> **Data shown**

------------------------------------------------------------

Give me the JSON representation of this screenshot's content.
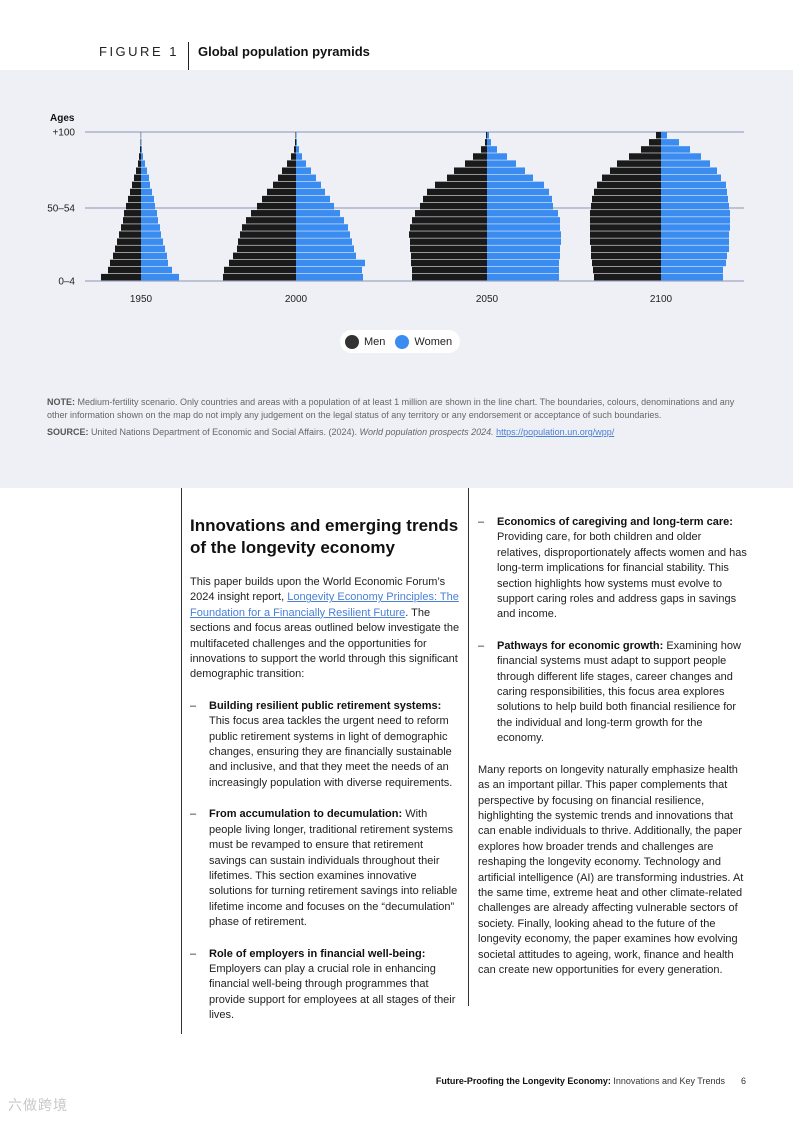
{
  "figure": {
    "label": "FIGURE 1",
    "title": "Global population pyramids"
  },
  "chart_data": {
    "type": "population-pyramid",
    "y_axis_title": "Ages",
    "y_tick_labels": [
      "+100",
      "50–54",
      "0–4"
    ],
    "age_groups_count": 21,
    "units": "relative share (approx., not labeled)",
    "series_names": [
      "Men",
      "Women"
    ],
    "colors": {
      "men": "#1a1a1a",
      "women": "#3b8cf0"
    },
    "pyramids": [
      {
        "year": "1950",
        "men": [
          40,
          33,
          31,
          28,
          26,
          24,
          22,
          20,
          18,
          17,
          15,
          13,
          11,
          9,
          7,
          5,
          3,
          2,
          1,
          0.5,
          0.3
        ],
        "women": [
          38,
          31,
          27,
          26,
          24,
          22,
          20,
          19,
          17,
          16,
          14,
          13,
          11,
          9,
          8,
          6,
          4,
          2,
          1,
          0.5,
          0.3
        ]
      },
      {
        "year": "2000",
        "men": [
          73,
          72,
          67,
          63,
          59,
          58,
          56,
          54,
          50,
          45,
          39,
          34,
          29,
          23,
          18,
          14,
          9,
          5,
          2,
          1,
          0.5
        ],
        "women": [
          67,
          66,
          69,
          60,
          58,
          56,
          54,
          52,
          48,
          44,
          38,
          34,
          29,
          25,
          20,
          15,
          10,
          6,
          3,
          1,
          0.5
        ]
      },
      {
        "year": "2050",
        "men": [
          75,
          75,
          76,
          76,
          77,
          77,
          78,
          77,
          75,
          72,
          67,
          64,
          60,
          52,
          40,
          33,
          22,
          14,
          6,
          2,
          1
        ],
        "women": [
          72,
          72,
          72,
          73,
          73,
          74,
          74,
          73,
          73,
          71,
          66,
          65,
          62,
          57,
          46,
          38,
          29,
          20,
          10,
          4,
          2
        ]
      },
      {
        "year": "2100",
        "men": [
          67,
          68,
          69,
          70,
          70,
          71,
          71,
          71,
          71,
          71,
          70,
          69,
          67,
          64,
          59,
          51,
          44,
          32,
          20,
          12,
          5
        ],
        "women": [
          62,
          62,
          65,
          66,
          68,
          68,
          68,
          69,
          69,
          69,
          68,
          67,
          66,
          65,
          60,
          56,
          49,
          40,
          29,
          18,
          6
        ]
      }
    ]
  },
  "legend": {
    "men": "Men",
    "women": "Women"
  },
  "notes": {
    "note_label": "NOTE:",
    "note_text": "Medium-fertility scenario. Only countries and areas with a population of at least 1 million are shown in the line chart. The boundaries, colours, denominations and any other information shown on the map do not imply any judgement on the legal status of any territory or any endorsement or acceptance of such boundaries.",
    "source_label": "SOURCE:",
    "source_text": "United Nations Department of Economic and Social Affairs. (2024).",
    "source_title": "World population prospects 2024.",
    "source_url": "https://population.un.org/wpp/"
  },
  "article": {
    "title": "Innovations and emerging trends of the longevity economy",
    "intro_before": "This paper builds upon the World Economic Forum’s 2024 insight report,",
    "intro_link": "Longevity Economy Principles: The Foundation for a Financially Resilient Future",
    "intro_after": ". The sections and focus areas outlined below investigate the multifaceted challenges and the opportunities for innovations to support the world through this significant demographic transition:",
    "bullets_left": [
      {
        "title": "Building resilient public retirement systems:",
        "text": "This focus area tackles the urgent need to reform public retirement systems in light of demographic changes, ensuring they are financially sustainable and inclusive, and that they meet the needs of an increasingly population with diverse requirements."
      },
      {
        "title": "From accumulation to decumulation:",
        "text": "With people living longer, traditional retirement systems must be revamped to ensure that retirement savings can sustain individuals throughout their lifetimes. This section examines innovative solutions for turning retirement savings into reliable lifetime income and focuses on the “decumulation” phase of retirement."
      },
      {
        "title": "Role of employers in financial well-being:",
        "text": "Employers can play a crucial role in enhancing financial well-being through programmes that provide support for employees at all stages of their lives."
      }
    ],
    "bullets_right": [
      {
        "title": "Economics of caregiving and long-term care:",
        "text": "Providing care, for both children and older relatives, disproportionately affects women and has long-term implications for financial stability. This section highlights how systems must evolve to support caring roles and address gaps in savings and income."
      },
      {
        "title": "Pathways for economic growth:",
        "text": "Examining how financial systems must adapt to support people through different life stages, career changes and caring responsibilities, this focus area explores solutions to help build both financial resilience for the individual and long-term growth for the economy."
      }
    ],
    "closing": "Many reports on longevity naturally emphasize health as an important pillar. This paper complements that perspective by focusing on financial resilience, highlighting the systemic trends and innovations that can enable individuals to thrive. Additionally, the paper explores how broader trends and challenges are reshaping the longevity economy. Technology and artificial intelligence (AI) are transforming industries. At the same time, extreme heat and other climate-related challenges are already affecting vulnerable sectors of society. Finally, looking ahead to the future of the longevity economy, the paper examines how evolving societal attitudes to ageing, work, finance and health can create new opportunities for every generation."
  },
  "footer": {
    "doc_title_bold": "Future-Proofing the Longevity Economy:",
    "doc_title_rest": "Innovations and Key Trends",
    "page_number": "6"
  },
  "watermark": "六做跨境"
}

------------------------------------------------------------

> **Work to complete**
Reproduce every record above exactly, but leave out the pictures.

> **Completed exercise**
Give me the JSON representation of this screenshot's content.
{
  "figure": {
    "label": "FIGURE 1",
    "title": "Global population pyramids"
  },
  "chart_data": {
    "type": "population-pyramid",
    "y_axis_title": "Ages",
    "y_tick_labels": [
      "+100",
      "50–54",
      "0–4"
    ],
    "age_groups_count": 21,
    "units": "relative share (approx., not labeled)",
    "series_names": [
      "Men",
      "Women"
    ],
    "colors": {
      "men": "#1a1a1a",
      "women": "#3b8cf0"
    },
    "pyramids": [
      {
        "year": "1950",
        "men": [
          40,
          33,
          31,
          28,
          26,
          24,
          22,
          20,
          18,
          17,
          15,
          13,
          11,
          9,
          7,
          5,
          3,
          2,
          1,
          0.5,
          0.3
        ],
        "women": [
          38,
          31,
          27,
          26,
          24,
          22,
          20,
          19,
          17,
          16,
          14,
          13,
          11,
          9,
          8,
          6,
          4,
          2,
          1,
          0.5,
          0.3
        ]
      },
      {
        "year": "2000",
        "men": [
          73,
          72,
          67,
          63,
          59,
          58,
          56,
          54,
          50,
          45,
          39,
          34,
          29,
          23,
          18,
          14,
          9,
          5,
          2,
          1,
          0.5
        ],
        "women": [
          67,
          66,
          69,
          60,
          58,
          56,
          54,
          52,
          48,
          44,
          38,
          34,
          29,
          25,
          20,
          15,
          10,
          6,
          3,
          1,
          0.5
        ]
      },
      {
        "year": "2050",
        "men": [
          75,
          75,
          76,
          76,
          77,
          77,
          78,
          77,
          75,
          72,
          67,
          64,
          60,
          52,
          40,
          33,
          22,
          14,
          6,
          2,
          1
        ],
        "women": [
          72,
          72,
          72,
          73,
          73,
          74,
          74,
          73,
          73,
          71,
          66,
          65,
          62,
          57,
          46,
          38,
          29,
          20,
          10,
          4,
          2
        ]
      },
      {
        "year": "2100",
        "men": [
          67,
          68,
          69,
          70,
          70,
          71,
          71,
          71,
          71,
          71,
          70,
          69,
          67,
          64,
          59,
          51,
          44,
          32,
          20,
          12,
          5
        ],
        "women": [
          62,
          62,
          65,
          66,
          68,
          68,
          68,
          69,
          69,
          69,
          68,
          67,
          66,
          65,
          60,
          56,
          49,
          40,
          29,
          18,
          6
        ]
      }
    ]
  },
  "legend": {
    "men": "Men",
    "women": "Women"
  },
  "notes": {
    "note_label": "NOTE:",
    "note_text": "Medium-fertility scenario. Only countries and areas with a population of at least 1 million are shown in the line chart. The boundaries, colours, denominations and any other information shown on the map do not imply any judgement on the legal status of any territory or any endorsement or acceptance of such boundaries.",
    "source_label": "SOURCE:",
    "source_text": "United Nations Department of Economic and Social Affairs. (2024).",
    "source_title": "World population prospects 2024.",
    "source_url": "https://population.un.org/wpp/"
  },
  "article": {
    "title": "Innovations and emerging trends of the longevity economy",
    "intro_before": "This paper builds upon the World Economic Forum’s 2024 insight report,",
    "intro_link": "Longevity Economy Principles: The Foundation for a Financially Resilient Future",
    "intro_after": ". The sections and focus areas outlined below investigate the multifaceted challenges and the opportunities for innovations to support the world through this significant demographic transition:",
    "bullets_left": [
      {
        "title": "Building resilient public retirement systems:",
        "text": "This focus area tackles the urgent need to reform public retirement systems in light of demographic changes, ensuring they are financially sustainable and inclusive, and that they meet the needs of an increasingly population with diverse requirements."
      },
      {
        "title": "From accumulation to decumulation:",
        "text": "With people living longer, traditional retirement systems must be revamped to ensure that retirement savings can sustain individuals throughout their lifetimes. This section examines innovative solutions for turning retirement savings into reliable lifetime income and focuses on the “decumulation” phase of retirement."
      },
      {
        "title": "Role of employers in financial well-being:",
        "text": "Employers can play a crucial role in enhancing financial well-being through programmes that provide support for employees at all stages of their lives."
      }
    ],
    "bullets_right": [
      {
        "title": "Economics of caregiving and long-term care:",
        "text": "Providing care, for both children and older relatives, disproportionately affects women and has long-term implications for financial stability. This section highlights how systems must evolve to support caring roles and address gaps in savings and income."
      },
      {
        "title": "Pathways for economic growth:",
        "text": "Examining how financial systems must adapt to support people through different life stages, career changes and caring responsibilities, this focus area explores solutions to help build both financial resilience for the individual and long-term growth for the economy."
      }
    ],
    "closing": "Many reports on longevity naturally emphasize health as an important pillar. This paper complements that perspective by focusing on financial resilience, highlighting the systemic trends and innovations that can enable individuals to thrive. Additionally, the paper explores how broader trends and challenges are reshaping the longevity economy. Technology and artificial intelligence (AI) are transforming industries. At the same time, extreme heat and other climate-related challenges are already affecting vulnerable sectors of society. Finally, looking ahead to the future of the longevity economy, the paper examines how evolving societal attitudes to ageing, work, finance and health can create new opportunities for every generation."
  },
  "footer": {
    "doc_title_bold": "Future-Proofing the Longevity Economy:",
    "doc_title_rest": "Innovations and Key Trends",
    "page_number": "6"
  },
  "watermark": "六做跨境"
}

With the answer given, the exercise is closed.